Your task is to reproduce the material exactly.

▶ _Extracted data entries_
§ §

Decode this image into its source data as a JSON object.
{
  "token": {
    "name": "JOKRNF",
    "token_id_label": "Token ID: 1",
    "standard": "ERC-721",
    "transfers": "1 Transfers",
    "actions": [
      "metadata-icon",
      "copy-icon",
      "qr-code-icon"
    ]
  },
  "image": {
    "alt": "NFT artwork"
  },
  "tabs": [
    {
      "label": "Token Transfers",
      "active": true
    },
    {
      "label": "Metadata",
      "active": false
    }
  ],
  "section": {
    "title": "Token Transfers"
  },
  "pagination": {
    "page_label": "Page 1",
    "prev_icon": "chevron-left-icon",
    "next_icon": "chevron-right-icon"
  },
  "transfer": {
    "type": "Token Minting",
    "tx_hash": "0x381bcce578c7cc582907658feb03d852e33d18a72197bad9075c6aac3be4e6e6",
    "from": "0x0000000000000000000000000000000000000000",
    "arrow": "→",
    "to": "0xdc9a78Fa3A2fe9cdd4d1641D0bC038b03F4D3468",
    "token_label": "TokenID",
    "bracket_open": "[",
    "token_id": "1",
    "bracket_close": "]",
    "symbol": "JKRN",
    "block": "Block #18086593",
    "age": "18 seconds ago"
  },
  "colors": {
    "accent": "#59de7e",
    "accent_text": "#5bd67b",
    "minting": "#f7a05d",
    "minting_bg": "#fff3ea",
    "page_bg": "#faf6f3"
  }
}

§ §

▶ _Completed exercise_
Decode this image into its source data as a JSON object.
{
  "token": {
    "name": "JOKRNF",
    "token_id_label": "Token ID: 1",
    "standard": "ERC-721",
    "transfers": "1 Transfers",
    "actions": [
      "metadata-icon",
      "copy-icon",
      "qr-code-icon"
    ]
  },
  "image": {
    "alt": "NFT artwork"
  },
  "tabs": [
    {
      "label": "Token Transfers",
      "active": true
    },
    {
      "label": "Metadata",
      "active": false
    }
  ],
  "section": {
    "title": "Token Transfers"
  },
  "pagination": {
    "page_label": "Page 1",
    "prev_icon": "chevron-left-icon",
    "next_icon": "chevron-right-icon"
  },
  "transfer": {
    "type": "Token Minting",
    "tx_hash": "0x381bcce578c7cc582907658feb03d852e33d18a72197bad9075c6aac3be4e6e6",
    "from": "0x0000000000000000000000000000000000000000",
    "arrow": "→",
    "to": "0xdc9a78Fa3A2fe9cdd4d1641D0bC038b03F4D3468",
    "token_label": "TokenID",
    "bracket_open": "[",
    "token_id": "1",
    "bracket_close": "]",
    "symbol": "JKRN",
    "block": "Block #18086593",
    "age": "18 seconds ago"
  },
  "colors": {
    "accent": "#59de7e",
    "accent_text": "#5bd67b",
    "minting": "#f7a05d",
    "minting_bg": "#fff3ea",
    "page_bg": "#faf6f3"
  }
}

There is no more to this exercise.